What is asked -
Please return the full listing below without altering anything.

── Working data

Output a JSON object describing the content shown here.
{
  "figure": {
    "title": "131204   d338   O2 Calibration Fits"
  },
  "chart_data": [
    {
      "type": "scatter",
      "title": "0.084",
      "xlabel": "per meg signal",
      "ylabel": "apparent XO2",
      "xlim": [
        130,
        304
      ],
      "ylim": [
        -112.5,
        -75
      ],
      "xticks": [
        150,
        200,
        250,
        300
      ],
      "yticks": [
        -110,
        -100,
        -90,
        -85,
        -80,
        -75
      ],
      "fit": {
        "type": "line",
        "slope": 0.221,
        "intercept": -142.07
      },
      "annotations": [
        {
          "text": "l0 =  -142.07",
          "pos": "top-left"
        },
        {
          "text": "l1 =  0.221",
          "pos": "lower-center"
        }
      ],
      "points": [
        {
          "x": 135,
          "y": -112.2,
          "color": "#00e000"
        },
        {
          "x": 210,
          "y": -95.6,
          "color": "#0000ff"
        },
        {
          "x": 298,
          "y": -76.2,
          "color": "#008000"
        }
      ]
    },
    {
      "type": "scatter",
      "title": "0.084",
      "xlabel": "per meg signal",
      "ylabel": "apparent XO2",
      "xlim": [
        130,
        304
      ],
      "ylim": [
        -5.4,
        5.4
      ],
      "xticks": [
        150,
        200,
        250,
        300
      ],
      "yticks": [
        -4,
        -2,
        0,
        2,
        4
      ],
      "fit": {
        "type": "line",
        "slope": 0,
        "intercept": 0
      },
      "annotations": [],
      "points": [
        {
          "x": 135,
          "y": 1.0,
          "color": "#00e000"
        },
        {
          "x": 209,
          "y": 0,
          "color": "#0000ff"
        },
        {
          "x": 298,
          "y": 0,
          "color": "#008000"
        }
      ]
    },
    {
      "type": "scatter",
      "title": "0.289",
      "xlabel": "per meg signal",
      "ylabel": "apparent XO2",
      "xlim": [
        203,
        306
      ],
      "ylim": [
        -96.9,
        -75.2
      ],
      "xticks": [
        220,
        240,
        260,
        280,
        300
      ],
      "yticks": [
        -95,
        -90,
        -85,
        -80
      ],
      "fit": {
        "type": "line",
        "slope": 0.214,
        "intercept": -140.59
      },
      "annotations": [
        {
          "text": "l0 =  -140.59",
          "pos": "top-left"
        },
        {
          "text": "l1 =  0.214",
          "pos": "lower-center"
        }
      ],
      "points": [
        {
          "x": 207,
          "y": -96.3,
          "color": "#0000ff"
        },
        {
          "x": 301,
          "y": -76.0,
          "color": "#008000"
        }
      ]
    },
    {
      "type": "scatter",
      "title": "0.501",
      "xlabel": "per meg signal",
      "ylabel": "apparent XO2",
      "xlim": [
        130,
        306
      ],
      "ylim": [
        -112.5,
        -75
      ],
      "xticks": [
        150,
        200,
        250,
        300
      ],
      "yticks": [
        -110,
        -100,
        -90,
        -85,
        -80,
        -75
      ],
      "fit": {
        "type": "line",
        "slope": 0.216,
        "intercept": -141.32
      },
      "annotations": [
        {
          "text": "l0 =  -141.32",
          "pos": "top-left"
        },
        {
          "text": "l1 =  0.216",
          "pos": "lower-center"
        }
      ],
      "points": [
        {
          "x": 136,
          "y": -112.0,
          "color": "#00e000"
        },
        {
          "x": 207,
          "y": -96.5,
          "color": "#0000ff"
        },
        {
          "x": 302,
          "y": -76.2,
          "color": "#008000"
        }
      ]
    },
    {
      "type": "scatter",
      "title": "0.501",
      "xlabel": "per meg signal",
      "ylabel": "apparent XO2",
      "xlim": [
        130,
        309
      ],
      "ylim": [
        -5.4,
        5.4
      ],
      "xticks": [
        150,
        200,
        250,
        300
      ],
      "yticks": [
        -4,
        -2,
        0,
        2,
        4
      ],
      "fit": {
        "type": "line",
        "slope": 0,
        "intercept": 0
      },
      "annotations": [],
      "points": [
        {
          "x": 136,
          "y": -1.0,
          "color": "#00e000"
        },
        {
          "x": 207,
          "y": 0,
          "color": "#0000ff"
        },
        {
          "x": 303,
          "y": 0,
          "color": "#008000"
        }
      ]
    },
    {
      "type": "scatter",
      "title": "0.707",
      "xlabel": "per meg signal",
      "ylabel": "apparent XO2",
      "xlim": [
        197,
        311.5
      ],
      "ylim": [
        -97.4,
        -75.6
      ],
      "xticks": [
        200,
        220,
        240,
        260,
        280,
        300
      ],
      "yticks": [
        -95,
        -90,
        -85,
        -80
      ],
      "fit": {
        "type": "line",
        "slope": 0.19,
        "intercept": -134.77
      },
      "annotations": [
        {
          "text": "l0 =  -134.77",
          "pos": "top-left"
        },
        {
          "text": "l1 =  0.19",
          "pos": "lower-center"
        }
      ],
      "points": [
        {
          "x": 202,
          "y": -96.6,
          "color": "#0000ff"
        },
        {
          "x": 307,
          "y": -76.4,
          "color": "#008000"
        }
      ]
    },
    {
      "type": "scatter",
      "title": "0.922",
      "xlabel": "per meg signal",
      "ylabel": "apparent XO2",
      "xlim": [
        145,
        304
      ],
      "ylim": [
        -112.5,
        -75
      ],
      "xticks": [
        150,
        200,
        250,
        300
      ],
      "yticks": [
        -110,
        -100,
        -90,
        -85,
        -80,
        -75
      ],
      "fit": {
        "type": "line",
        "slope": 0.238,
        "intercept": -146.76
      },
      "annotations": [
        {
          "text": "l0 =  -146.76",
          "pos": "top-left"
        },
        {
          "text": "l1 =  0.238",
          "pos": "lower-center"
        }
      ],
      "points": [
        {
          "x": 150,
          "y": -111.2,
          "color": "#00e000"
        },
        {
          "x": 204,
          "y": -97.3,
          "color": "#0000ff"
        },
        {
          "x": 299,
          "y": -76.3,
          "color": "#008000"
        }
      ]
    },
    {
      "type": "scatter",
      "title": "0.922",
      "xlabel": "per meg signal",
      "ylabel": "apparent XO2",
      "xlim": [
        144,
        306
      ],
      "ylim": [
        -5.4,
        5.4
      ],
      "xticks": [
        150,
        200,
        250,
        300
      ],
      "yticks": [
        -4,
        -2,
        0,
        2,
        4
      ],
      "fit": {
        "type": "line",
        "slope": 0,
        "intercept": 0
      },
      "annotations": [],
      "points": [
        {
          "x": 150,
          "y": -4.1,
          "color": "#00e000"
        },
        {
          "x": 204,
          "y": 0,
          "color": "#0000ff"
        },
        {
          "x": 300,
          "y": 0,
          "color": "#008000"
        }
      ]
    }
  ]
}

────

Answer to this exercise -
Output a JSON object describing the content shown here.
{
  "figure": {
    "title": "131204   d338   O2 Calibration Fits"
  },
  "chart_data": [
    {
      "type": "scatter",
      "title": "0.084",
      "xlabel": "per meg signal",
      "ylabel": "apparent XO2",
      "xlim": [
        130,
        304
      ],
      "ylim": [
        -112.5,
        -75
      ],
      "xticks": [
        150,
        200,
        250,
        300
      ],
      "yticks": [
        -110,
        -100,
        -90,
        -85,
        -80,
        -75
      ],
      "fit": {
        "type": "line",
        "slope": 0.221,
        "intercept": -142.07
      },
      "annotations": [
        {
          "text": "l0 =  -142.07",
          "pos": "top-left"
        },
        {
          "text": "l1 =  0.221",
          "pos": "lower-center"
        }
      ],
      "points": [
        {
          "x": 135,
          "y": -112.2,
          "color": "#00e000"
        },
        {
          "x": 210,
          "y": -95.6,
          "color": "#0000ff"
        },
        {
          "x": 298,
          "y": -76.2,
          "color": "#008000"
        }
      ]
    },
    {
      "type": "scatter",
      "title": "0.084",
      "xlabel": "per meg signal",
      "ylabel": "apparent XO2",
      "xlim": [
        130,
        304
      ],
      "ylim": [
        -5.4,
        5.4
      ],
      "xticks": [
        150,
        200,
        250,
        300
      ],
      "yticks": [
        -4,
        -2,
        0,
        2,
        4
      ],
      "fit": {
        "type": "line",
        "slope": 0,
        "intercept": 0
      },
      "annotations": [],
      "points": [
        {
          "x": 135,
          "y": 1.0,
          "color": "#00e000"
        },
        {
          "x": 209,
          "y": 0,
          "color": "#0000ff"
        },
        {
          "x": 298,
          "y": 0,
          "color": "#008000"
        }
      ]
    },
    {
      "type": "scatter",
      "title": "0.289",
      "xlabel": "per meg signal",
      "ylabel": "apparent XO2",
      "xlim": [
        203,
        306
      ],
      "ylim": [
        -96.9,
        -75.2
      ],
      "xticks": [
        220,
        240,
        260,
        280,
        300
      ],
      "yticks": [
        -95,
        -90,
        -85,
        -80
      ],
      "fit": {
        "type": "line",
        "slope": 0.214,
        "intercept": -140.59
      },
      "annotations": [
        {
          "text": "l0 =  -140.59",
          "pos": "top-left"
        },
        {
          "text": "l1 =  0.214",
          "pos": "lower-center"
        }
      ],
      "points": [
        {
          "x": 207,
          "y": -96.3,
          "color": "#0000ff"
        },
        {
          "x": 301,
          "y": -76.0,
          "color": "#008000"
        }
      ]
    },
    {
      "type": "scatter",
      "title": "0.501",
      "xlabel": "per meg signal",
      "ylabel": "apparent XO2",
      "xlim": [
        130,
        306
      ],
      "ylim": [
        -112.5,
        -75
      ],
      "xticks": [
        150,
        200,
        250,
        300
      ],
      "yticks": [
        -110,
        -100,
        -90,
        -85,
        -80,
        -75
      ],
      "fit": {
        "type": "line",
        "slope": 0.216,
        "intercept": -141.32
      },
      "annotations": [
        {
          "text": "l0 =  -141.32",
          "pos": "top-left"
        },
        {
          "text": "l1 =  0.216",
          "pos": "lower-center"
        }
      ],
      "points": [
        {
          "x": 136,
          "y": -112.0,
          "color": "#00e000"
        },
        {
          "x": 207,
          "y": -96.5,
          "color": "#0000ff"
        },
        {
          "x": 302,
          "y": -76.2,
          "color": "#008000"
        }
      ]
    },
    {
      "type": "scatter",
      "title": "0.501",
      "xlabel": "per meg signal",
      "ylabel": "apparent XO2",
      "xlim": [
        130,
        309
      ],
      "ylim": [
        -5.4,
        5.4
      ],
      "xticks": [
        150,
        200,
        250,
        300
      ],
      "yticks": [
        -4,
        -2,
        0,
        2,
        4
      ],
      "fit": {
        "type": "line",
        "slope": 0,
        "intercept": 0
      },
      "annotations": [],
      "points": [
        {
          "x": 136,
          "y": -1.0,
          "color": "#00e000"
        },
        {
          "x": 207,
          "y": 0,
          "color": "#0000ff"
        },
        {
          "x": 303,
          "y": 0,
          "color": "#008000"
        }
      ]
    },
    {
      "type": "scatter",
      "title": "0.707",
      "xlabel": "per meg signal",
      "ylabel": "apparent XO2",
      "xlim": [
        197,
        311.5
      ],
      "ylim": [
        -97.4,
        -75.6
      ],
      "xticks": [
        200,
        220,
        240,
        260,
        280,
        300
      ],
      "yticks": [
        -95,
        -90,
        -85,
        -80
      ],
      "fit": {
        "type": "line",
        "slope": 0.19,
        "intercept": -134.77
      },
      "annotations": [
        {
          "text": "l0 =  -134.77",
          "pos": "top-left"
        },
        {
          "text": "l1 =  0.19",
          "pos": "lower-center"
        }
      ],
      "points": [
        {
          "x": 202,
          "y": -96.6,
          "color": "#0000ff"
        },
        {
          "x": 307,
          "y": -76.4,
          "color": "#008000"
        }
      ]
    },
    {
      "type": "scatter",
      "title": "0.922",
      "xlabel": "per meg signal",
      "ylabel": "apparent XO2",
      "xlim": [
        145,
        304
      ],
      "ylim": [
        -112.5,
        -75
      ],
      "xticks": [
        150,
        200,
        250,
        300
      ],
      "yticks": [
        -110,
        -100,
        -90,
        -85,
        -80,
        -75
      ],
      "fit": {
        "type": "line",
        "slope": 0.238,
        "intercept": -146.76
      },
      "annotations": [
        {
          "text": "l0 =  -146.76",
          "pos": "top-left"
        },
        {
          "text": "l1 =  0.238",
          "pos": "lower-center"
        }
      ],
      "points": [
        {
          "x": 150,
          "y": -111.2,
          "color": "#00e000"
        },
        {
          "x": 204,
          "y": -97.3,
          "color": "#0000ff"
        },
        {
          "x": 299,
          "y": -76.3,
          "color": "#008000"
        }
      ]
    },
    {
      "type": "scatter",
      "title": "0.922",
      "xlabel": "per meg signal",
      "ylabel": "apparent XO2",
      "xlim": [
        144,
        306
      ],
      "ylim": [
        -5.4,
        5.4
      ],
      "xticks": [
        150,
        200,
        250,
        300
      ],
      "yticks": [
        -4,
        -2,
        0,
        2,
        4
      ],
      "fit": {
        "type": "line",
        "slope": 0,
        "intercept": 0
      },
      "annotations": [],
      "points": [
        {
          "x": 150,
          "y": -4.1,
          "color": "#00e000"
        },
        {
          "x": 204,
          "y": 0,
          "color": "#0000ff"
        },
        {
          "x": 300,
          "y": 0,
          "color": "#008000"
        }
      ]
    }
  ]
}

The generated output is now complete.